> TO DO
Copy out the full forum thread about replacing a dog-damaged sofa, word for word.

Hello, I need to replace my sofa which was damaged by a dog (scratches and claw marks). If you look at the attached picture, you can see that is a currently made of a "leather" material. I'm looking for a new sofa (sectional, etc) that will fit in the same corner based upon the dimensions of 83" x 101" that would be a good replacement based upon the existing paint color, wall art, etc. As always, any store or retailer links, etc are most appreciated since I not very good at this type of thing. Also, this new sofa is for my primary home that I also rent out a number of days per year, so I'm ok with purchasing another "leather" couch, or completely open to a cloth based couch - whichever is better for cleaning, wear and tear, etc. Thanks in advance!


----------



## Nik333 (Mar 1, 2015)

rafaelrobertson said:


> Hello, I need to replace my sofa which was damaged by a dog (scratches and claw marks). If you look at the attached picture, you can see that is a currently made of a "leather" material. I'm looking for a new sofa (sectional, etc) that will fit in the same corner based upon the dimensions of 83" x 101" that would be a good replacement based upon the existing paint color, wall art, etc. As always, any store or retailer links, etc are most appreciated since I not very good at this type of thing. Also, this new sofa is for my primary home that I also rent out a number of days per year, so I'm ok with purchasing another "leather" couch, or completely open to a cloth based couch - whichever is better for cleaning, wear and tear, etc. Thanks in advance!


Are you practicing English writing by copying the previous post? I know some do.


----------



## de-nagorg (Feb 23, 2014)

Contact re-upholsterers in your area.

Better to rehab an old solid frame, than buy a new junk frame and get garbage.

ED


----------



## Old Thomas (Nov 28, 2019)

My son has a number of vacation rental properties. He uses leather furniture because cloth furniture somehow attracts wine spills.


----------



## chandler48 (Jun 5, 2017)

It's a 4 year old thread and @rafaelrobertson has a knack for resurrecting.


----------

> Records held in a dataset
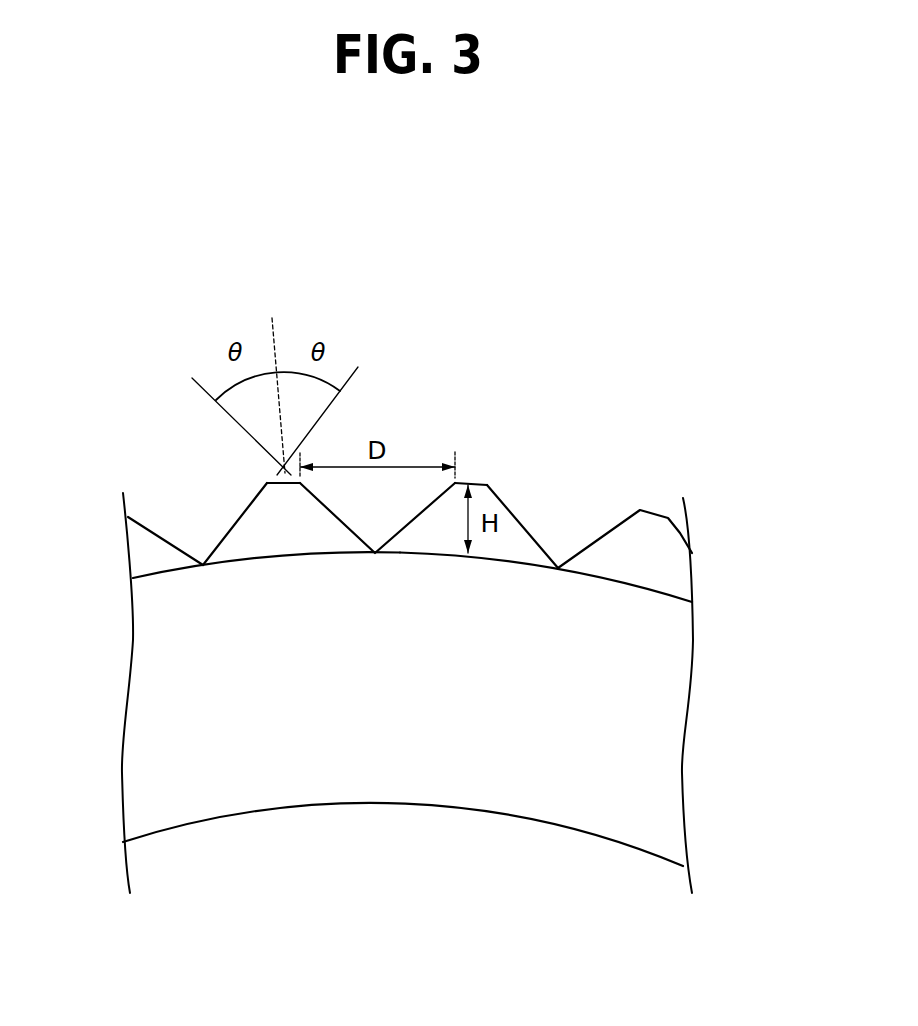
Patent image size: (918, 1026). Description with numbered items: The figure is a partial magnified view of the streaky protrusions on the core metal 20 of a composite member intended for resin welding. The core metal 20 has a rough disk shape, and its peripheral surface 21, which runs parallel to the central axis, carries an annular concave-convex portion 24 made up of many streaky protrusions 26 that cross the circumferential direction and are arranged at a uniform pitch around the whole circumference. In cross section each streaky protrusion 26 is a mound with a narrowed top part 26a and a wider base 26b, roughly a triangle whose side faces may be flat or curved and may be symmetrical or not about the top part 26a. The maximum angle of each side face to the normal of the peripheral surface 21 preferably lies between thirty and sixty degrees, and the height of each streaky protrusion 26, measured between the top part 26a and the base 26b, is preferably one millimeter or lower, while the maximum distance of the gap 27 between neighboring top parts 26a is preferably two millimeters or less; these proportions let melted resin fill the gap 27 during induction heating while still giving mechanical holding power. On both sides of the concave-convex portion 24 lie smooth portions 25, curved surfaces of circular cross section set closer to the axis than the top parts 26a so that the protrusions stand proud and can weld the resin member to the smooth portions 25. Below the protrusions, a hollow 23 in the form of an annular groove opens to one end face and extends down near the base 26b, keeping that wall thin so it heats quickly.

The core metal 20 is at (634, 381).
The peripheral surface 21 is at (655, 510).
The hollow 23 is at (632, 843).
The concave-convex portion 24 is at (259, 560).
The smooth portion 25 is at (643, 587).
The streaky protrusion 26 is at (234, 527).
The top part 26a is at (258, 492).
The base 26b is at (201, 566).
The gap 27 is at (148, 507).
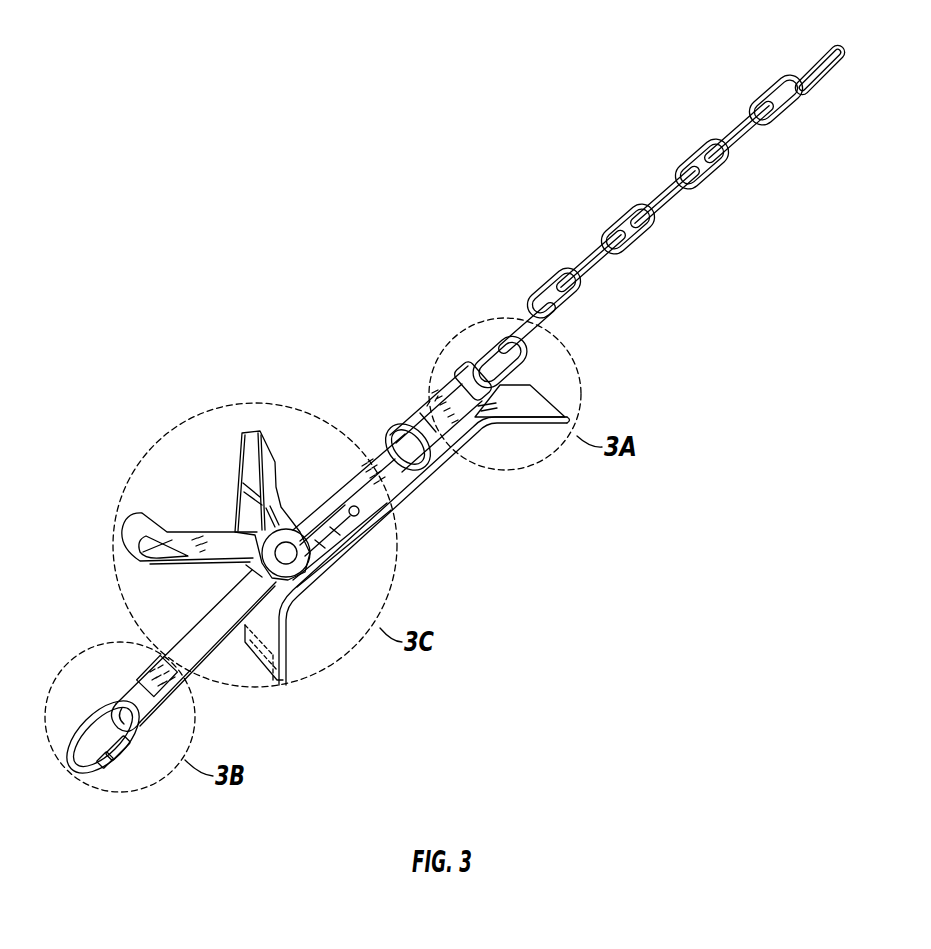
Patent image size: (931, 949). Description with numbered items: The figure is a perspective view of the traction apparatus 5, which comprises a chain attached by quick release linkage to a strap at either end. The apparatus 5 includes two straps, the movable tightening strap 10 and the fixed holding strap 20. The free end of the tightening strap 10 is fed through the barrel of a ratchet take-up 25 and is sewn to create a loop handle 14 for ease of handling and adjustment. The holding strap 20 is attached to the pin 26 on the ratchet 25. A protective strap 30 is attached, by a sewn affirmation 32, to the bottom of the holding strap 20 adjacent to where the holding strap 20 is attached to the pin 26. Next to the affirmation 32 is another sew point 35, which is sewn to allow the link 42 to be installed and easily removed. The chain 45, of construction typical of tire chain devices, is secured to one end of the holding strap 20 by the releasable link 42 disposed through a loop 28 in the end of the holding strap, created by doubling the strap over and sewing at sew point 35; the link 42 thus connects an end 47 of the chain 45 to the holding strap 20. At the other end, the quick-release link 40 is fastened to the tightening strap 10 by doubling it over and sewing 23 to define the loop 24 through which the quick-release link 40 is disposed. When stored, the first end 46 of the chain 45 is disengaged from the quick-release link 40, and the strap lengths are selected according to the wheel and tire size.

> COMPLETED TASK
Hello, I need to replace my sofa which was damaged by a dog (scratches and claw marks). If you look at the attached picture, you can see that is a currently made of a "leather" material. I'm looking for a new sofa (sectional, etc) that will fit in the same corner based upon the dimensions of 83" x 101" that would be a good replacement based upon the existing paint color, wall art, etc. As always, any store or retailer links, etc are most appreciated since I not very good at this type of thing. Also, this new sofa is for my primary home that I also rent out a number of days per year, so I'm ok with purchasing another "leather" couch, or completely open to a cloth based couch - whichever is better for cleaning, wear and tear, etc. Thanks in advance!


----------



## Nik333 (Mar 1, 2015)

rafaelrobertson said:


> Hello, I need to replace my sofa which was damaged by a dog (scratches and claw marks). If you look at the attached picture, you can see that is a currently made of a "leather" material. I'm looking for a new sofa (sectional, etc) that will fit in the same corner based upon the dimensions of 83" x 101" that would be a good replacement based upon the existing paint color, wall art, etc. As always, any store or retailer links, etc are most appreciated since I not very good at this type of thing. Also, this new sofa is for my primary home that I also rent out a number of days per year, so I'm ok with purchasing another "leather" couch, or completely open to a cloth based couch - whichever is better for cleaning, wear and tear, etc. Thanks in advance!


Are you practicing English writing by copying the previous post? I know some do.


----------



## de-nagorg (Feb 23, 2014)

Contact re-upholsterers in your area.

Better to rehab an old solid frame, than buy a new junk frame and get garbage.

ED


----------



## Old Thomas (Nov 28, 2019)

My son has a number of vacation rental properties. He uses leather furniture because cloth furniture somehow attracts wine spills.


----------



## chandler48 (Jun 5, 2017)

It's a 4 year old thread and @rafaelrobertson has a knack for resurrecting.


----------